### DATASET ENTRIES

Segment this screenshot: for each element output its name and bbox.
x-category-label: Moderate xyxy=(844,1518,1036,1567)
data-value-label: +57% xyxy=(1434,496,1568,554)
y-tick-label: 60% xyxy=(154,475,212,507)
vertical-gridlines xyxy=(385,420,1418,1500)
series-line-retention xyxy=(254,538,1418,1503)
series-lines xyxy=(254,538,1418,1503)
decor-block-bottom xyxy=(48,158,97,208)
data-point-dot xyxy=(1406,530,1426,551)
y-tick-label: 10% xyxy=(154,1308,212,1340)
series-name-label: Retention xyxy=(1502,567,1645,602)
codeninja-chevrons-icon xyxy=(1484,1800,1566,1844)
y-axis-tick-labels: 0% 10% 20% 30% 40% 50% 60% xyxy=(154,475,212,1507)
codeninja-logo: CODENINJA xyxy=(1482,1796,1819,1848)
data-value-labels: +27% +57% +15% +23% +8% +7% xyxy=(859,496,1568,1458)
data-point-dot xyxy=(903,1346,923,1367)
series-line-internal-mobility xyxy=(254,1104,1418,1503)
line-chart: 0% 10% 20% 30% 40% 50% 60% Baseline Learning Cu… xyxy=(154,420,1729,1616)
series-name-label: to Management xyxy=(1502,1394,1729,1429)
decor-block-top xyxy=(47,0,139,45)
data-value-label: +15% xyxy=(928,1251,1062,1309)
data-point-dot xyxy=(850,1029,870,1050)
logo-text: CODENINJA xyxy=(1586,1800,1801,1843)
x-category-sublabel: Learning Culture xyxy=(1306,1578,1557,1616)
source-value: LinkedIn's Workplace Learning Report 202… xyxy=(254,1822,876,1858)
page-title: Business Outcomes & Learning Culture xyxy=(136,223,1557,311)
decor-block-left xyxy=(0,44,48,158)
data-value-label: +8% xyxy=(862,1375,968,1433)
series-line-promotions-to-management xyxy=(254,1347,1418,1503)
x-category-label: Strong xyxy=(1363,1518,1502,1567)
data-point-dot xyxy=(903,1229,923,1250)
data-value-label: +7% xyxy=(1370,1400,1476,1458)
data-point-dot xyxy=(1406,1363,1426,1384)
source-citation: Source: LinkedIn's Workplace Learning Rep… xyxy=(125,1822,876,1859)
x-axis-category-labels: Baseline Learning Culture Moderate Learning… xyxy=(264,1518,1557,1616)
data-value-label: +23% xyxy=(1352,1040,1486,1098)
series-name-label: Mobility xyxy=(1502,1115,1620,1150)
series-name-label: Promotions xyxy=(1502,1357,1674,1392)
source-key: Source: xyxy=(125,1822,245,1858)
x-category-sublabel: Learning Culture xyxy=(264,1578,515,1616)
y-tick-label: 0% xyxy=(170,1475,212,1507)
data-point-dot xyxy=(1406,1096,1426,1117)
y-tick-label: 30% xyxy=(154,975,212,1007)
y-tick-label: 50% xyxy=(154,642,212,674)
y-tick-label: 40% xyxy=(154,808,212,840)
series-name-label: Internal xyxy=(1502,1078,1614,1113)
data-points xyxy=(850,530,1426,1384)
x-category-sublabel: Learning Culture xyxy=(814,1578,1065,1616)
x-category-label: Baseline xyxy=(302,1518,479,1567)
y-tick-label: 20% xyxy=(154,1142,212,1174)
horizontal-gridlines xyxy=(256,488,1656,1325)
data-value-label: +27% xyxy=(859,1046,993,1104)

######

EXERCISE INSTRUCTIONS - Copy the rows verbatim from the first row through the row containing "data-point-dot xyxy=(1406,530,1426,551)", including both.

TASK ANSWER -
Segment this screenshot: for each element output its name and bbox.
x-category-label: Moderate xyxy=(844,1518,1036,1567)
data-value-label: +57% xyxy=(1434,496,1568,554)
y-tick-label: 60% xyxy=(154,475,212,507)
vertical-gridlines xyxy=(385,420,1418,1500)
series-line-retention xyxy=(254,538,1418,1503)
series-lines xyxy=(254,538,1418,1503)
decor-block-bottom xyxy=(48,158,97,208)
data-point-dot xyxy=(1406,530,1426,551)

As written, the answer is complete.